Retype the lines below exactly, leaving the pictures out of your answer.
— Start —
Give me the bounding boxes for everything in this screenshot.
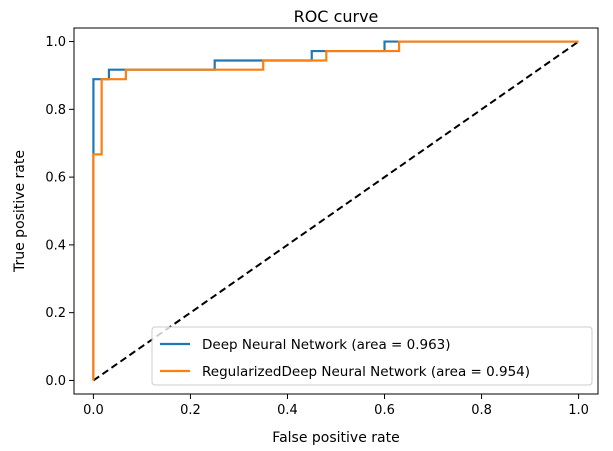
x-tick-label: 0.4	[277, 403, 298, 418]
series-line-1	[92, 40, 579, 381]
x-tick-label: 0.2	[180, 403, 201, 418]
legend: Deep Neural Network (area = 0.963) Regula…	[151, 326, 593, 386]
series-line-2	[92, 40, 579, 381]
y-axis-label: True positive rate	[12, 150, 28, 273]
y-tick-label: 1.0	[45, 35, 66, 50]
chart-title: ROC curve	[294, 7, 379, 26]
y-tick-label: 0.2	[45, 306, 66, 321]
x-tick-label: 1.0	[568, 403, 589, 418]
y-tick-label: 0.8	[45, 103, 66, 118]
y-tick-label: 0.4	[45, 238, 66, 253]
y-tick-label: 0.6	[45, 171, 66, 186]
x-axis-label: False positive rate	[272, 430, 399, 446]
legend-entry-label: RegularizedDeep Neural Network (area = 0…	[202, 364, 530, 380]
x-tick-label: 0.0	[83, 403, 104, 418]
legend-frame	[151, 326, 593, 386]
y-tick-label: 0.0	[45, 374, 66, 389]
legend-entry-label: Deep Neural Network (area = 0.963)	[202, 337, 451, 353]
ticks-layer: 0.0 0.2 0.4 0.6 0.8 1.0 0.0 0.2 0.4 0.6 0.8 1.0	[45, 35, 589, 418]
x-tick-label: 0.8	[471, 403, 492, 418]
series-layer	[92, 40, 580, 382]
x-tick-label: 0.6	[374, 403, 395, 418]
plot-frame	[73, 27, 599, 395]
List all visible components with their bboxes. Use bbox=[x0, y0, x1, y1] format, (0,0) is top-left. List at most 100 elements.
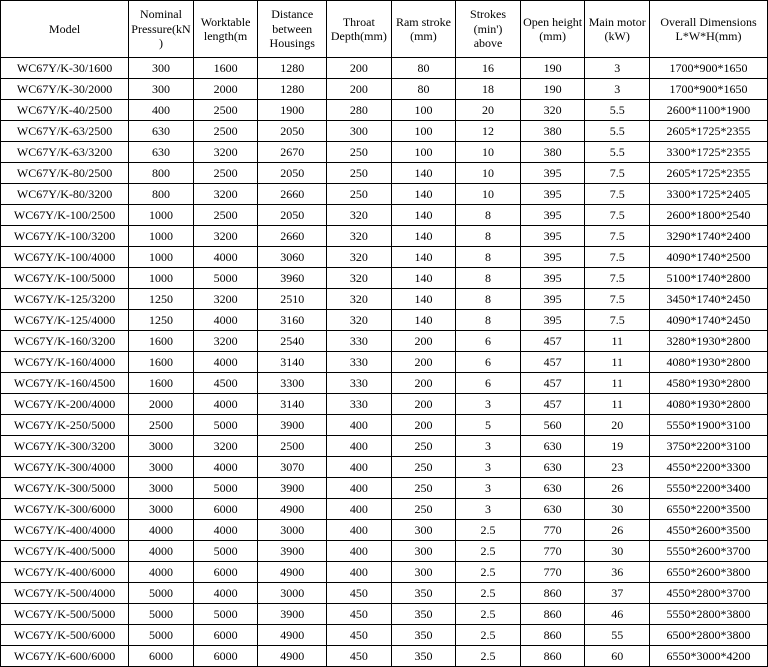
— End —
◆ **FULL RESPONSE**:
Give me the bounding boxes for everything in this screenshot.
x-tick-label: 0.4	[277, 403, 298, 418]
series-line-1	[92, 40, 579, 381]
x-tick-label: 0.2	[180, 403, 201, 418]
legend: Deep Neural Network (area = 0.963) Regula…	[151, 326, 593, 386]
series-line-2	[92, 40, 579, 381]
y-axis-label: True positive rate	[12, 150, 28, 273]
y-tick-label: 1.0	[45, 35, 66, 50]
chart-title: ROC curve	[294, 7, 379, 26]
y-tick-label: 0.2	[45, 306, 66, 321]
x-tick-label: 1.0	[568, 403, 589, 418]
y-tick-label: 0.8	[45, 103, 66, 118]
y-tick-label: 0.4	[45, 238, 66, 253]
y-tick-label: 0.6	[45, 171, 66, 186]
x-axis-label: False positive rate	[272, 430, 399, 446]
legend-entry-label: RegularizedDeep Neural Network (area = 0…	[202, 364, 530, 380]
x-tick-label: 0.0	[83, 403, 104, 418]
legend-frame	[151, 326, 593, 386]
y-tick-label: 0.0	[45, 374, 66, 389]
legend-entry-label: Deep Neural Network (area = 0.963)	[202, 337, 451, 353]
ticks-layer: 0.0 0.2 0.4 0.6 0.8 1.0 0.0 0.2 0.4 0.6 0.8 1.0	[45, 35, 589, 418]
x-tick-label: 0.8	[471, 403, 492, 418]
series-layer	[92, 40, 580, 382]
x-tick-label: 0.6	[374, 403, 395, 418]
plot-frame	[73, 27, 599, 395]
List all visible components with their bboxes. Use bbox=[x0, y0, x1, y1] format, (0,0) is top-left. List at most 100 elements.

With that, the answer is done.